##### DATA LISTING #####

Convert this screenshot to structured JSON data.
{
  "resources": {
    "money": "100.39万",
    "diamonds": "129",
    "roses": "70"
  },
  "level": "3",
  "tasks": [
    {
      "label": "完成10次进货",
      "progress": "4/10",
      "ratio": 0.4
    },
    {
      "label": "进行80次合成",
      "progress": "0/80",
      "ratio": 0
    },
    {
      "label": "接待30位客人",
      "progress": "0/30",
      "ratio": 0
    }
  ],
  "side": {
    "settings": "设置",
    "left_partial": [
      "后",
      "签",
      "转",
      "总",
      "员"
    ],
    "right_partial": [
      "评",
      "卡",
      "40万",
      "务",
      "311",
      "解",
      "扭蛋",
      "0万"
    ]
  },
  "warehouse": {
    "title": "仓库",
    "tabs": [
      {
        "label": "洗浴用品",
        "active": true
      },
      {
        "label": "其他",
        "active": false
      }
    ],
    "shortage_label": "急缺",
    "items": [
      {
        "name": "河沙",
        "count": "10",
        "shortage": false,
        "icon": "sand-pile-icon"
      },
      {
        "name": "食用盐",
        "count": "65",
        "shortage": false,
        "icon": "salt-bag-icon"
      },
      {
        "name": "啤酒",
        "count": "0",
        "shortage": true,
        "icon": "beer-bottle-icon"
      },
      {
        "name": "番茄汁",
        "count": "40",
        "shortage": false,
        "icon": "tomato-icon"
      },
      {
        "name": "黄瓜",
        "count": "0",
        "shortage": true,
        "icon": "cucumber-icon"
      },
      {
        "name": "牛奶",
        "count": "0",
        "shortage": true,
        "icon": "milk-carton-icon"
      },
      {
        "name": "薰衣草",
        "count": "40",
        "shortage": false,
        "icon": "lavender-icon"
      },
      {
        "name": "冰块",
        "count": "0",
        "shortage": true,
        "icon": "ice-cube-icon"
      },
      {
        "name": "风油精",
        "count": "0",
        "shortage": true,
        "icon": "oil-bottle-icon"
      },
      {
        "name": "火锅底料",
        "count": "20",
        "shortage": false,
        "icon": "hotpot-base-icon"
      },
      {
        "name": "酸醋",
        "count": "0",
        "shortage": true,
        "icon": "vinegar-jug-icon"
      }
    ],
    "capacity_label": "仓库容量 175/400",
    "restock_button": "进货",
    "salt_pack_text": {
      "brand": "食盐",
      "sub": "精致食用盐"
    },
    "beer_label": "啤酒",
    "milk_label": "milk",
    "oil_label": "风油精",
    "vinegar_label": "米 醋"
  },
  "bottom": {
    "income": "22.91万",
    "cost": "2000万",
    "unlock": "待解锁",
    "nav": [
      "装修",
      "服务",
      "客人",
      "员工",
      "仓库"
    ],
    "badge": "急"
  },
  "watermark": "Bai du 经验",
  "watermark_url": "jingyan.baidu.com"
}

#####

== WHAT IS EXPECTED ==
Filter for "progress". Return all lines that hold it.

== ANSWER TO THIS EXERCISE ==
      "progress": "4/10",
      "progress": "0/80",
      "progress": "0/30",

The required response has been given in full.